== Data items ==
************

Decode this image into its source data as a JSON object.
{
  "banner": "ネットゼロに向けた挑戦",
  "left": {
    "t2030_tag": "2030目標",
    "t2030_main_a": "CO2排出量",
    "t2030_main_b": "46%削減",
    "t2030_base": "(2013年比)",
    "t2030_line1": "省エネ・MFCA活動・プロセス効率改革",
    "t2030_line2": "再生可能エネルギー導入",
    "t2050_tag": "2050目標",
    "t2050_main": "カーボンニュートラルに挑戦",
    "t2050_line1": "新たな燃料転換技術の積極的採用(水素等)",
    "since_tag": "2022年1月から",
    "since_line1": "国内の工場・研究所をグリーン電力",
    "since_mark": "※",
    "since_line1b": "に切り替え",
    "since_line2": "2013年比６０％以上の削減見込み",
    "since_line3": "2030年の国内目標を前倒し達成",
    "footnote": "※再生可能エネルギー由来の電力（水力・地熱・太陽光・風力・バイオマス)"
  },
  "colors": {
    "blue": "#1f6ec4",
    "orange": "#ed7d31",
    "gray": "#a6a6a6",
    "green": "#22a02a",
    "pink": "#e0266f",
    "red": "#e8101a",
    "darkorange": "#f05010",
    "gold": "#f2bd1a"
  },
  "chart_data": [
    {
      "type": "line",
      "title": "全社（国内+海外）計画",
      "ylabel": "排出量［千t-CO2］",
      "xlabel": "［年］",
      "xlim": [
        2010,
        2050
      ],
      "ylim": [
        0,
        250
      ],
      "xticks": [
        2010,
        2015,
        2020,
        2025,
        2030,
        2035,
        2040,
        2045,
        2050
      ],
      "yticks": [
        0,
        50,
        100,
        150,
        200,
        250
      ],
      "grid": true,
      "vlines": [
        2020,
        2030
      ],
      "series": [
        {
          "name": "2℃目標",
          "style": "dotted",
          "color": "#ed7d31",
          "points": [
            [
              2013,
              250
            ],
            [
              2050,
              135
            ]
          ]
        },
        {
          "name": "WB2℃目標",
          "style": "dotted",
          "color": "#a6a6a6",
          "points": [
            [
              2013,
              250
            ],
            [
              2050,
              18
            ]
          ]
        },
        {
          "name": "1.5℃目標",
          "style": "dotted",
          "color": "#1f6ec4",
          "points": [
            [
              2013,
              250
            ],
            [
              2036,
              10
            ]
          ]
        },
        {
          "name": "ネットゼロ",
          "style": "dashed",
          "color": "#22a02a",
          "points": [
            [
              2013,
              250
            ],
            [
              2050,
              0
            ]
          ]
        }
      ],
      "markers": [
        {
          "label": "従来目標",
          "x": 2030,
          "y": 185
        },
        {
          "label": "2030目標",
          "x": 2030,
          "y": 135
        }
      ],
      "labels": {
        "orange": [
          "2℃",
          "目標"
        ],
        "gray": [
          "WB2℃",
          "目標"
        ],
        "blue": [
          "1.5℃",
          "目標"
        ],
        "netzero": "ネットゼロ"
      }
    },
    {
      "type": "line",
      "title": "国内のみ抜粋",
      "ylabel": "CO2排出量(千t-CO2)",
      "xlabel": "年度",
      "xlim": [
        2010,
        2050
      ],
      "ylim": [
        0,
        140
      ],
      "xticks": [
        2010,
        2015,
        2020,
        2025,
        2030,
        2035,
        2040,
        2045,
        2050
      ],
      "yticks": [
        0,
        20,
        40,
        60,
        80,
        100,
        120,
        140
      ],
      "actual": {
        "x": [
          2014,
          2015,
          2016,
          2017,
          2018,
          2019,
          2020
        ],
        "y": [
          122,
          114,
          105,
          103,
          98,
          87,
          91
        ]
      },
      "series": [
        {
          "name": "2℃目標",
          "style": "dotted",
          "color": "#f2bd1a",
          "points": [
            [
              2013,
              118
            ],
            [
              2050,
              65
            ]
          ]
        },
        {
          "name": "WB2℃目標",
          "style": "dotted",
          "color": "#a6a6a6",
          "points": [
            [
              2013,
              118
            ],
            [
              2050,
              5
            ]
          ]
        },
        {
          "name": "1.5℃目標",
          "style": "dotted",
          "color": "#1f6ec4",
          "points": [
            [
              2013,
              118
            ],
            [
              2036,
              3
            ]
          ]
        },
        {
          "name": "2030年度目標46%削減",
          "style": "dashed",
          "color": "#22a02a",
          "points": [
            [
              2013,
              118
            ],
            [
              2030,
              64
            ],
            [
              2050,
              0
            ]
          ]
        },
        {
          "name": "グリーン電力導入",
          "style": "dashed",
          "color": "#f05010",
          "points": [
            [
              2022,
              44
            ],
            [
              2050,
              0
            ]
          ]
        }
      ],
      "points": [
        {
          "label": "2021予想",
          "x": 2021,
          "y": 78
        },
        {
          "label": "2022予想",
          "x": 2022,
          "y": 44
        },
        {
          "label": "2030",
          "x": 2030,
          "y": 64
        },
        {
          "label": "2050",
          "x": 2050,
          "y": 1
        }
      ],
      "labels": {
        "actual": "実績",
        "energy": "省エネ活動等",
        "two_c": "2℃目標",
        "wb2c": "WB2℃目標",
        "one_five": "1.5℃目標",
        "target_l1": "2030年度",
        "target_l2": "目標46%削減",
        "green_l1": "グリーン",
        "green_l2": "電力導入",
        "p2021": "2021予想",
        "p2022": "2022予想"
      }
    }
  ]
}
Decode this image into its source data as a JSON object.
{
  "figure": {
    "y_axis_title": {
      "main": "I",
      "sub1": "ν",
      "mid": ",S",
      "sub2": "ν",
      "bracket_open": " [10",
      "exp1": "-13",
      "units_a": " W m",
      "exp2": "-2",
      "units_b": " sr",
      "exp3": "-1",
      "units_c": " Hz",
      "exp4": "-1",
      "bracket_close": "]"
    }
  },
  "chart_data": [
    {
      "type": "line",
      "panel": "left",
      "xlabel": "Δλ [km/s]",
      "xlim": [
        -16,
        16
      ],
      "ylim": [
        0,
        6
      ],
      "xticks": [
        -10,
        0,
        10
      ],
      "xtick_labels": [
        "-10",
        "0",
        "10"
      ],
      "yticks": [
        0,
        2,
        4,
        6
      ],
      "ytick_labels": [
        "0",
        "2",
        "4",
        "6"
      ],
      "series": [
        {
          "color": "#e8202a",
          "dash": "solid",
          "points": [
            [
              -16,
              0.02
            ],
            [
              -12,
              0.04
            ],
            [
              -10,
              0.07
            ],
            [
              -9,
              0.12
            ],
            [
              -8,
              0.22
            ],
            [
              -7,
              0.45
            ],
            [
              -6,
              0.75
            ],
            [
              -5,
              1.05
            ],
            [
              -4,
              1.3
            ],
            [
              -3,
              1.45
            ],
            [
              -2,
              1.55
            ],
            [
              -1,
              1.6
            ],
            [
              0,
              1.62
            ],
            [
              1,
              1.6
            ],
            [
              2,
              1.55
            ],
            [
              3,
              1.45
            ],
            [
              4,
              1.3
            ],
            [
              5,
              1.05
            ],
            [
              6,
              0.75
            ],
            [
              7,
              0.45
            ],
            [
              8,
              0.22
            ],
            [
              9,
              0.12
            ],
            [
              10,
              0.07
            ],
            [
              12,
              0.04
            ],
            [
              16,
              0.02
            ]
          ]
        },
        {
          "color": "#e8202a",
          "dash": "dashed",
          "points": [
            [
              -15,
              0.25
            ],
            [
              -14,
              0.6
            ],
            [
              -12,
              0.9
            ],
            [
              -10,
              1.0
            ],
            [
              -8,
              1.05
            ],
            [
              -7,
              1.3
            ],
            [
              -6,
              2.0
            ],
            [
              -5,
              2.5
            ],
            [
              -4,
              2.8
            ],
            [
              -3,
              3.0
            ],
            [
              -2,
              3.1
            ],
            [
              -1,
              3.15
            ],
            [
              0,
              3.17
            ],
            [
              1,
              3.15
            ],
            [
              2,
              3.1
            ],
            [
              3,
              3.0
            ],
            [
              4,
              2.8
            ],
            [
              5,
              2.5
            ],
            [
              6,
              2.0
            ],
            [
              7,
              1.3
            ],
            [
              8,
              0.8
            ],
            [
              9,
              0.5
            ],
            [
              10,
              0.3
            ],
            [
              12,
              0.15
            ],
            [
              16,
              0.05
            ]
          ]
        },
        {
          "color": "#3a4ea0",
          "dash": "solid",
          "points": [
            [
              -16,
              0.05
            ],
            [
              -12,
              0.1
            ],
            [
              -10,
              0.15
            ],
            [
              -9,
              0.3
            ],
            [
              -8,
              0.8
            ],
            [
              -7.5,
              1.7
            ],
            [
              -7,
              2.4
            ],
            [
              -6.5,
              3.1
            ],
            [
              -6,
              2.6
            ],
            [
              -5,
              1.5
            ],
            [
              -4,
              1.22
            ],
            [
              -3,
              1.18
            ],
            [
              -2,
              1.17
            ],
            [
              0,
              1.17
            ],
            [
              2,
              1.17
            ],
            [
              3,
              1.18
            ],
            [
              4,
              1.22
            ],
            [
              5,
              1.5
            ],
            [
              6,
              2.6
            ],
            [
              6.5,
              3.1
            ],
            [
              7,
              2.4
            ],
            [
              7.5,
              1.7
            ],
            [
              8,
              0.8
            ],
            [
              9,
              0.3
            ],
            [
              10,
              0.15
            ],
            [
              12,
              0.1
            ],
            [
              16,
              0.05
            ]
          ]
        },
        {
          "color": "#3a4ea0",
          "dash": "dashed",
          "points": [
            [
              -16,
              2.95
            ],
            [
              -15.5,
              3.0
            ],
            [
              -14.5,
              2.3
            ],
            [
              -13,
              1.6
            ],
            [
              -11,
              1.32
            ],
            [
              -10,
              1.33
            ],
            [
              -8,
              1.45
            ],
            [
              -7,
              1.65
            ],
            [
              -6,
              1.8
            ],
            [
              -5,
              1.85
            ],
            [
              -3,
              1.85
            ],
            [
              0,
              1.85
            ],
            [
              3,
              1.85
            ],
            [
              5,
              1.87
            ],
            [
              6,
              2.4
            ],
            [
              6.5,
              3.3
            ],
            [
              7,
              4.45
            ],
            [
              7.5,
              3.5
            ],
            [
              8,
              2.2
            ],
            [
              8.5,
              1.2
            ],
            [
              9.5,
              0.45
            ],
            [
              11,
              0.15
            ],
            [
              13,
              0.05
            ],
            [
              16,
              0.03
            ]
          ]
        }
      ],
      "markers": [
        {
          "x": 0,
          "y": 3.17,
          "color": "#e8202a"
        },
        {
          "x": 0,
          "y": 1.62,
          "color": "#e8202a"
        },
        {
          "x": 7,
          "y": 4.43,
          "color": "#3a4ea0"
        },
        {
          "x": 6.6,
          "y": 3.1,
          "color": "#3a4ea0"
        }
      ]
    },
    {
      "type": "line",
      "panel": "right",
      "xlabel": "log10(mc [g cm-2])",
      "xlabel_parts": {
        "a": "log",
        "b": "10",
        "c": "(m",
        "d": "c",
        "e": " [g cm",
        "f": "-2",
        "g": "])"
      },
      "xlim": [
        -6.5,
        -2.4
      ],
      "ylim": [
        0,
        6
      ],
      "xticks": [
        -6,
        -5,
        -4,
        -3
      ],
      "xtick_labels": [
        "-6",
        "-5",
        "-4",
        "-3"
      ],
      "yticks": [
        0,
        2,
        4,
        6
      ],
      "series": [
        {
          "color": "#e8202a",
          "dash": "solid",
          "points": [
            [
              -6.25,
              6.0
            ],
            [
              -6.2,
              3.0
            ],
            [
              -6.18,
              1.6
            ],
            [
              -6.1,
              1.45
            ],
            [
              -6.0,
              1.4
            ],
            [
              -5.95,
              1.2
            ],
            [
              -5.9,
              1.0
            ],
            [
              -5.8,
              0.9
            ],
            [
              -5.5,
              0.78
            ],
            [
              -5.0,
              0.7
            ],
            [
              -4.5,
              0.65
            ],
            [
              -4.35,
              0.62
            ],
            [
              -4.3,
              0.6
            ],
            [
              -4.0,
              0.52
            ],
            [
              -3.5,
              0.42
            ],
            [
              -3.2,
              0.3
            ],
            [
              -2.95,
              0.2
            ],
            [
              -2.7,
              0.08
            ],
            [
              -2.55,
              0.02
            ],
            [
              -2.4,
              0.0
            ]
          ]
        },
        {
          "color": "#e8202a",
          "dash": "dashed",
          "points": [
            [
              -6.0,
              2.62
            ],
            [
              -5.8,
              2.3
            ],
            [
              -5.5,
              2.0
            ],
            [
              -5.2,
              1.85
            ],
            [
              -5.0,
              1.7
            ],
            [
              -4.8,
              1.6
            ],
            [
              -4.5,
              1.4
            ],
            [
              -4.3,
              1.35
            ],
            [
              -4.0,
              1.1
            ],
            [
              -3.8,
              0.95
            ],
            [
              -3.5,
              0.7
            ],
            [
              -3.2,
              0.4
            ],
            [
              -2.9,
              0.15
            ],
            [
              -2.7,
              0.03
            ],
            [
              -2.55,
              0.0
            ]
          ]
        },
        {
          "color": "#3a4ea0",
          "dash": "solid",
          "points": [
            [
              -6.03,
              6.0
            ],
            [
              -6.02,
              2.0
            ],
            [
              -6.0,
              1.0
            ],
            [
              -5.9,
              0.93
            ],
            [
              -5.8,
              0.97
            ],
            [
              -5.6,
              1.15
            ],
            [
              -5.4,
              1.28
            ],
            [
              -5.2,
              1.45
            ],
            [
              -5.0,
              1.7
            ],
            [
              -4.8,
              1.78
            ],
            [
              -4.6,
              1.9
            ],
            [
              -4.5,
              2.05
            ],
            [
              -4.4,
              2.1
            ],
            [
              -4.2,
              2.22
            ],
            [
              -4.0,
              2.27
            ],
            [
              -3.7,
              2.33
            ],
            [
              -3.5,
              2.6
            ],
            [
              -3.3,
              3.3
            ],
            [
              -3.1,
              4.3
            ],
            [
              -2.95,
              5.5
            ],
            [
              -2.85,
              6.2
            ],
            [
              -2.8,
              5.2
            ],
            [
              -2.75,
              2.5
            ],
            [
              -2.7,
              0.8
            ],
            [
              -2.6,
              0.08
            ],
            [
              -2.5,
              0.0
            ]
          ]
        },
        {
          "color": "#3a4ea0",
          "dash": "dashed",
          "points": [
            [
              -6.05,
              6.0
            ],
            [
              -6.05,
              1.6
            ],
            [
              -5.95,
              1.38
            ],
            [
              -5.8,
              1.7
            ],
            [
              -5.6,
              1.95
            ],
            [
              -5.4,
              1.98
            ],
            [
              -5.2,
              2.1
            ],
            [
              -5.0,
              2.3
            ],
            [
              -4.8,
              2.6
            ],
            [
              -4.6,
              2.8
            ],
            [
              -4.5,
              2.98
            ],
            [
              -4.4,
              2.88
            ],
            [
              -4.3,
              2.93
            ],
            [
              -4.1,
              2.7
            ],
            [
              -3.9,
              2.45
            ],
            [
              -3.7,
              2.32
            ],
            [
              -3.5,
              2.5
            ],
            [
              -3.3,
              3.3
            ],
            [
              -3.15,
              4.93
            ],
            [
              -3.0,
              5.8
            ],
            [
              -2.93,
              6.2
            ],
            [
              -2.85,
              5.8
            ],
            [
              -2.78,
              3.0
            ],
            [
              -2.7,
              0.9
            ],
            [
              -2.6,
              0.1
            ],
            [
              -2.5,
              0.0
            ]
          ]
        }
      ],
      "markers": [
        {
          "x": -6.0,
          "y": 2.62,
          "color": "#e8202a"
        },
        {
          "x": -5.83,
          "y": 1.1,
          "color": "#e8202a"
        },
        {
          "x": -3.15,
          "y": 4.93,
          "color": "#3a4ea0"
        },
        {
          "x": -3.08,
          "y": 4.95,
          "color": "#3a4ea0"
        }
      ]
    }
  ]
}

************

== Directive ==
Search the data for the word "ylabel" and copy each line where it appears.

== Answer in full ==
      "ylabel": "排出量［千t-CO2］",
      "ylabel": "CO2排出量(千t-CO2)",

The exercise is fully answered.